| Layout element entries |
--------------------------------------------------
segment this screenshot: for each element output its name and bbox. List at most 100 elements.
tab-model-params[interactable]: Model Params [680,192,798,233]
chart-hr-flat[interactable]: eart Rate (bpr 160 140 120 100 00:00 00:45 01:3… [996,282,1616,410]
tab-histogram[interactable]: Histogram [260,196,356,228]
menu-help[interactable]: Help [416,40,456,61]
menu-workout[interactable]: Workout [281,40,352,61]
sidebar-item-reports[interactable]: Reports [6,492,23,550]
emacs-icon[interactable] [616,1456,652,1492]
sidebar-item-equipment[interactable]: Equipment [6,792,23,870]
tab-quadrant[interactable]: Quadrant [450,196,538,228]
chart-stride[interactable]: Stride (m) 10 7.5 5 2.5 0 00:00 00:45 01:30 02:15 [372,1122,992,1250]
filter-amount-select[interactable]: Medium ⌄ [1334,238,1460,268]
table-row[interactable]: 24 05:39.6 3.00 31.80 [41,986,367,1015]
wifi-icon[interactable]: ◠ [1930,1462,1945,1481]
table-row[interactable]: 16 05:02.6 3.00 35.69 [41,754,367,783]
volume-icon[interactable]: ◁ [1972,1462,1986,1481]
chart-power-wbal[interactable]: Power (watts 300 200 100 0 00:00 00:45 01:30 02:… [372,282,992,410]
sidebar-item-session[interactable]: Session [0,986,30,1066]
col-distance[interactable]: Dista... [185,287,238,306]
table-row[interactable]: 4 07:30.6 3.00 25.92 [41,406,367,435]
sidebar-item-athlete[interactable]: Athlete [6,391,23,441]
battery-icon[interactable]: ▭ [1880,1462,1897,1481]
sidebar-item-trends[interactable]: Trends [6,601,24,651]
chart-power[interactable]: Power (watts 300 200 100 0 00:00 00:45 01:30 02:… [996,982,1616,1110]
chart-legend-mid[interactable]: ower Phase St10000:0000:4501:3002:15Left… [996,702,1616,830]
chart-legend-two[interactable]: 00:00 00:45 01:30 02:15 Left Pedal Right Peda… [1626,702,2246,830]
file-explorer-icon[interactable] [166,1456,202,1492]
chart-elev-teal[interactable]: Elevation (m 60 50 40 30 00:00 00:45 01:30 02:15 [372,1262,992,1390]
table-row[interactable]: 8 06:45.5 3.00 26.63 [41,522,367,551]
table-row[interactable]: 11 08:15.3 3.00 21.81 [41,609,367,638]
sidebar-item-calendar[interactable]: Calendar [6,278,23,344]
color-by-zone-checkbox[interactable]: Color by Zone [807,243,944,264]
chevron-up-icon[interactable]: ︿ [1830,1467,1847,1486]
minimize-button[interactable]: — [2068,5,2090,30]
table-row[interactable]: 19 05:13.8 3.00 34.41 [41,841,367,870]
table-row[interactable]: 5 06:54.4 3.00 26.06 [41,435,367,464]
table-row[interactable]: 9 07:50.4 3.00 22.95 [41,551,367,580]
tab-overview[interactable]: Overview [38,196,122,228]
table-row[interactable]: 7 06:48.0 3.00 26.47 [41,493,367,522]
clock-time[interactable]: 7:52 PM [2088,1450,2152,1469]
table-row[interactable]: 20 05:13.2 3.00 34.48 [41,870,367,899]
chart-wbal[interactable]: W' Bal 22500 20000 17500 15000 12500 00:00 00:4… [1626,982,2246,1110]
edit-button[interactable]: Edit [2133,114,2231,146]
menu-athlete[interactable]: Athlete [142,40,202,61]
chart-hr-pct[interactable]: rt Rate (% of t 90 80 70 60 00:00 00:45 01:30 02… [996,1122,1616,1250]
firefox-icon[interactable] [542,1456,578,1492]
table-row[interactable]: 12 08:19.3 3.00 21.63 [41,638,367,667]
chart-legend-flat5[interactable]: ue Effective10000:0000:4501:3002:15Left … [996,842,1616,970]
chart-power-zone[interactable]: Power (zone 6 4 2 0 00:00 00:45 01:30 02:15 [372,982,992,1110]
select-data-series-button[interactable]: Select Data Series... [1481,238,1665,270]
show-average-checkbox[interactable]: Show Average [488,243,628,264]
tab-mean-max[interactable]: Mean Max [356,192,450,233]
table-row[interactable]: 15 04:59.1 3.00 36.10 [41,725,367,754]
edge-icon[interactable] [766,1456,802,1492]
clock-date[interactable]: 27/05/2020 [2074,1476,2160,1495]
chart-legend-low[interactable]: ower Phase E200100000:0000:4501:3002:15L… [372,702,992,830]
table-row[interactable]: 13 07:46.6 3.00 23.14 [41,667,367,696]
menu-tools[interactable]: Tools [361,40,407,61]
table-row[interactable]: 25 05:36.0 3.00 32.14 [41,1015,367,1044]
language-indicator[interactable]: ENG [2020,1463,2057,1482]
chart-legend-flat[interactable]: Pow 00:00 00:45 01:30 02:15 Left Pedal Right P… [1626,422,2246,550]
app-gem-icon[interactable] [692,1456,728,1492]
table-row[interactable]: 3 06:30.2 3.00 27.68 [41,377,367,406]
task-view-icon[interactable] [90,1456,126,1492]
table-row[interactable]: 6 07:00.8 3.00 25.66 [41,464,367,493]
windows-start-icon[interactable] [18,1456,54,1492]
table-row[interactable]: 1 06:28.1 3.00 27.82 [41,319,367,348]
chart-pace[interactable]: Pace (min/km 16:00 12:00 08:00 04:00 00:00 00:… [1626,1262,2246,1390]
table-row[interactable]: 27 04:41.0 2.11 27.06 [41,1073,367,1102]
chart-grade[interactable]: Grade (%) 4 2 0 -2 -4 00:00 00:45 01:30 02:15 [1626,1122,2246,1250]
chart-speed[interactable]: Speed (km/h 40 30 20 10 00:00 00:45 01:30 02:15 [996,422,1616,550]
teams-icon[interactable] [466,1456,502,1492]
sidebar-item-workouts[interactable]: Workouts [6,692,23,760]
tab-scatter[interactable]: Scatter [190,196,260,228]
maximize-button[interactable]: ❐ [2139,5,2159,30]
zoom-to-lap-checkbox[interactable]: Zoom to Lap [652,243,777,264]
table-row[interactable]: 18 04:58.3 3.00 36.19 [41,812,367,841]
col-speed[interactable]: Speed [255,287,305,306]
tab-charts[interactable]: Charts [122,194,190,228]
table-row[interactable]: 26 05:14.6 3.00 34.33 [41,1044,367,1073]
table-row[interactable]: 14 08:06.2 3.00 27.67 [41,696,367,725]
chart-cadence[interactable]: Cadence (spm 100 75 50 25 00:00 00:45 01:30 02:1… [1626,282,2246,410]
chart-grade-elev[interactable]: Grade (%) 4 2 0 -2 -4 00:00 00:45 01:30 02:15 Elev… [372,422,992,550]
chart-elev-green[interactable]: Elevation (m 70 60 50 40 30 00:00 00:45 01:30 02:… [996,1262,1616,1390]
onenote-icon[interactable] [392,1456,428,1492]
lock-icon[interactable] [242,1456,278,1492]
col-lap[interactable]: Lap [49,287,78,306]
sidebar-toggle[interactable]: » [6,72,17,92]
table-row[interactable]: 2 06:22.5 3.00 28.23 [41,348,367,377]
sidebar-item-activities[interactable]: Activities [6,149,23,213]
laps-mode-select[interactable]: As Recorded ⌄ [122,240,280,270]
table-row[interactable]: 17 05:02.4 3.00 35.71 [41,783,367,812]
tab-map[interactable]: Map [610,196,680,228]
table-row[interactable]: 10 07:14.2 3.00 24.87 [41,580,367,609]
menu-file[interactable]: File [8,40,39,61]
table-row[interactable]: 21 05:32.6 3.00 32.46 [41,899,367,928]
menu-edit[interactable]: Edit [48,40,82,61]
--------------------------------------------------
| YOUR TASK |
List each row above that contains the string "grade". Case counts, so only matches with the same capitalization qualify.

| ANSWER BELOW |
chart-grade[interactable]: Grade (%) 4 2 0 -2 -4 00:00 00:45 01:30 02:15 [1626,1122,2246,1250]
chart-grade-elev[interactable]: Grade (%) 4 2 0 -2 -4 00:00 00:45 01:30 02:15 Elev… [372,422,992,550]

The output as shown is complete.